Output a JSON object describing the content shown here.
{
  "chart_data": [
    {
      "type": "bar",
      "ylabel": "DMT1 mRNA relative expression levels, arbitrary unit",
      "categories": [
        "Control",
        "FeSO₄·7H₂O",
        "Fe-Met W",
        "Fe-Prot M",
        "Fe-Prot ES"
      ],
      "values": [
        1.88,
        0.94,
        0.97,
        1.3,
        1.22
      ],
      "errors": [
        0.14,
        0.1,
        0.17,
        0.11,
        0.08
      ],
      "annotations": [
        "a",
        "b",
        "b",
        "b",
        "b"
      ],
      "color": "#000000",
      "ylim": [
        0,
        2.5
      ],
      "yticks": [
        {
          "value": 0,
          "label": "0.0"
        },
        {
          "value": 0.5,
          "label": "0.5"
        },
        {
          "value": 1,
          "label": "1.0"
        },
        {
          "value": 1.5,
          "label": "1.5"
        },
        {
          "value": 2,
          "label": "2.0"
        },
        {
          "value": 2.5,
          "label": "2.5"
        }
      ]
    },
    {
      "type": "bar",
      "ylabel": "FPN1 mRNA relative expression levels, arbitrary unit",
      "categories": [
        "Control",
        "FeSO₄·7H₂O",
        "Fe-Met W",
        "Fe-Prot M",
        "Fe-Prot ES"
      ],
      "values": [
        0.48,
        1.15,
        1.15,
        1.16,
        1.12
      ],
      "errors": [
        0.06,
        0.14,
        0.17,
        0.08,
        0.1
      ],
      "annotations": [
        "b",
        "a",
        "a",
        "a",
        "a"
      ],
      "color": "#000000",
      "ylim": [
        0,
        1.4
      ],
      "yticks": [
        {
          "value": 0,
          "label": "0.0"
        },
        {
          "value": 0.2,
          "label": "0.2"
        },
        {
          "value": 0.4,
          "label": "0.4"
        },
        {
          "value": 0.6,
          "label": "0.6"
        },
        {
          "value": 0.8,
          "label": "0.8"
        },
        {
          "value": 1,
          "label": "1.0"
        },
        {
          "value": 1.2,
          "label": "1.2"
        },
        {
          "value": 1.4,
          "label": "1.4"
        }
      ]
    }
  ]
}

■ **To do**:
Line by line, transcribe the material exactly.

■ **Result**:
Output a JSON object describing the content shown here.
{
  "chart_data": [
    {
      "type": "bar",
      "ylabel": "DMT1 mRNA relative expression levels, arbitrary unit",
      "categories": [
        "Control",
        "FeSO₄·7H₂O",
        "Fe-Met W",
        "Fe-Prot M",
        "Fe-Prot ES"
      ],
      "values": [
        1.88,
        0.94,
        0.97,
        1.3,
        1.22
      ],
      "errors": [
        0.14,
        0.1,
        0.17,
        0.11,
        0.08
      ],
      "annotations": [
        "a",
        "b",
        "b",
        "b",
        "b"
      ],
      "color": "#000000",
      "ylim": [
        0,
        2.5
      ],
      "yticks": [
        {
          "value": 0,
          "label": "0.0"
        },
        {
          "value": 0.5,
          "label": "0.5"
        },
        {
          "value": 1,
          "label": "1.0"
        },
        {
          "value": 1.5,
          "label": "1.5"
        },
        {
          "value": 2,
          "label": "2.0"
        },
        {
          "value": 2.5,
          "label": "2.5"
        }
      ]
    },
    {
      "type": "bar",
      "ylabel": "FPN1 mRNA relative expression levels, arbitrary unit",
      "categories": [
        "Control",
        "FeSO₄·7H₂O",
        "Fe-Met W",
        "Fe-Prot M",
        "Fe-Prot ES"
      ],
      "values": [
        0.48,
        1.15,
        1.15,
        1.16,
        1.12
      ],
      "errors": [
        0.06,
        0.14,
        0.17,
        0.08,
        0.1
      ],
      "annotations": [
        "b",
        "a",
        "a",
        "a",
        "a"
      ],
      "color": "#000000",
      "ylim": [
        0,
        1.4
      ],
      "yticks": [
        {
          "value": 0,
          "label": "0.0"
        },
        {
          "value": 0.2,
          "label": "0.2"
        },
        {
          "value": 0.4,
          "label": "0.4"
        },
        {
          "value": 0.6,
          "label": "0.6"
        },
        {
          "value": 0.8,
          "label": "0.8"
        },
        {
          "value": 1,
          "label": "1.0"
        },
        {
          "value": 1.2,
          "label": "1.2"
        },
        {
          "value": 1.4,
          "label": "1.4"
        }
      ]
    }
  ]
}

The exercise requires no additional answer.